Copy out every line of the data exactly.

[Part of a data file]
◆ ◆ ◆ ◆

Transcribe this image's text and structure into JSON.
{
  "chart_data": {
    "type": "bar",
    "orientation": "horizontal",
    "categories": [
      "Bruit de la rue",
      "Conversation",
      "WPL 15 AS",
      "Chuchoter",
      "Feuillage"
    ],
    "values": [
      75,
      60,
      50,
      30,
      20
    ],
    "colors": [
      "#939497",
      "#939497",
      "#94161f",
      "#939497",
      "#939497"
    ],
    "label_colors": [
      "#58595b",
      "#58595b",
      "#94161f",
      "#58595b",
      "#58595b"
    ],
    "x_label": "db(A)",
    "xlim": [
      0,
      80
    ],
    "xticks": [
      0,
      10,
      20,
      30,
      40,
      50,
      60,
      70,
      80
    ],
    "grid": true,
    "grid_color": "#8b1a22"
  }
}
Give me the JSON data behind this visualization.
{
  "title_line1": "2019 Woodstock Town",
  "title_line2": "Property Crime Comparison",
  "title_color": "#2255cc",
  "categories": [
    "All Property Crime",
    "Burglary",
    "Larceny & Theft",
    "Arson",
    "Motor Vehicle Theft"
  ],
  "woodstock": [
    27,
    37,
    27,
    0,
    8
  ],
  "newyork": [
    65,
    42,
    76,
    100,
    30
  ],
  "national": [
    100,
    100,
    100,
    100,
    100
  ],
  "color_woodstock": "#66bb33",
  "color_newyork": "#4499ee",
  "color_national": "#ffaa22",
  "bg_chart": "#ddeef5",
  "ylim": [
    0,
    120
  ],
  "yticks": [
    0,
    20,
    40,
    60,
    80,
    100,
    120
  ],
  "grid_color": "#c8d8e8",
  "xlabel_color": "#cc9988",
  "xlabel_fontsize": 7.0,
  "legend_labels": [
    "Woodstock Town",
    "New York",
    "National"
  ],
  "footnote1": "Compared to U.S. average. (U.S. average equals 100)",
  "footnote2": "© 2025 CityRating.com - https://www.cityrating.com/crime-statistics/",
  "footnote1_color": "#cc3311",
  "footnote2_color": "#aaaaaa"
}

◆ ◆ ◆ ◆

- Output for this exercise:
Transcribe this image's text and structure into JSON.
{
  "chart_data": {
    "type": "bar",
    "orientation": "horizontal",
    "categories": [
      "Bruit de la rue",
      "Conversation",
      "WPL 15 AS",
      "Chuchoter",
      "Feuillage"
    ],
    "values": [
      75,
      60,
      50,
      30,
      20
    ],
    "colors": [
      "#939497",
      "#939497",
      "#94161f",
      "#939497",
      "#939497"
    ],
    "label_colors": [
      "#58595b",
      "#58595b",
      "#94161f",
      "#58595b",
      "#58595b"
    ],
    "x_label": "db(A)",
    "xlim": [
      0,
      80
    ],
    "xticks": [
      0,
      10,
      20,
      30,
      40,
      50,
      60,
      70,
      80
    ],
    "grid": true,
    "grid_color": "#8b1a22"
  }
}
Give me the JSON data behind this visualization.
{
  "title_line1": "2019 Woodstock Town",
  "title_line2": "Property Crime Comparison",
  "title_color": "#2255cc",
  "categories": [
    "All Property Crime",
    "Burglary",
    "Larceny & Theft",
    "Arson",
    "Motor Vehicle Theft"
  ],
  "woodstock": [
    27,
    37,
    27,
    0,
    8
  ],
  "newyork": [
    65,
    42,
    76,
    100,
    30
  ],
  "national": [
    100,
    100,
    100,
    100,
    100
  ],
  "color_woodstock": "#66bb33",
  "color_newyork": "#4499ee",
  "color_national": "#ffaa22",
  "bg_chart": "#ddeef5",
  "ylim": [
    0,
    120
  ],
  "yticks": [
    0,
    20,
    40,
    60,
    80,
    100,
    120
  ],
  "grid_color": "#c8d8e8",
  "xlabel_color": "#cc9988",
  "xlabel_fontsize": 7.0,
  "legend_labels": [
    "Woodstock Town",
    "New York",
    "National"
  ],
  "footnote1": "Compared to U.S. average. (U.S. average equals 100)",
  "footnote2": "© 2025 CityRating.com - https://www.cityrating.com/crime-statistics/",
  "footnote1_color": "#cc3311",
  "footnote2_color": "#aaaaaa"
}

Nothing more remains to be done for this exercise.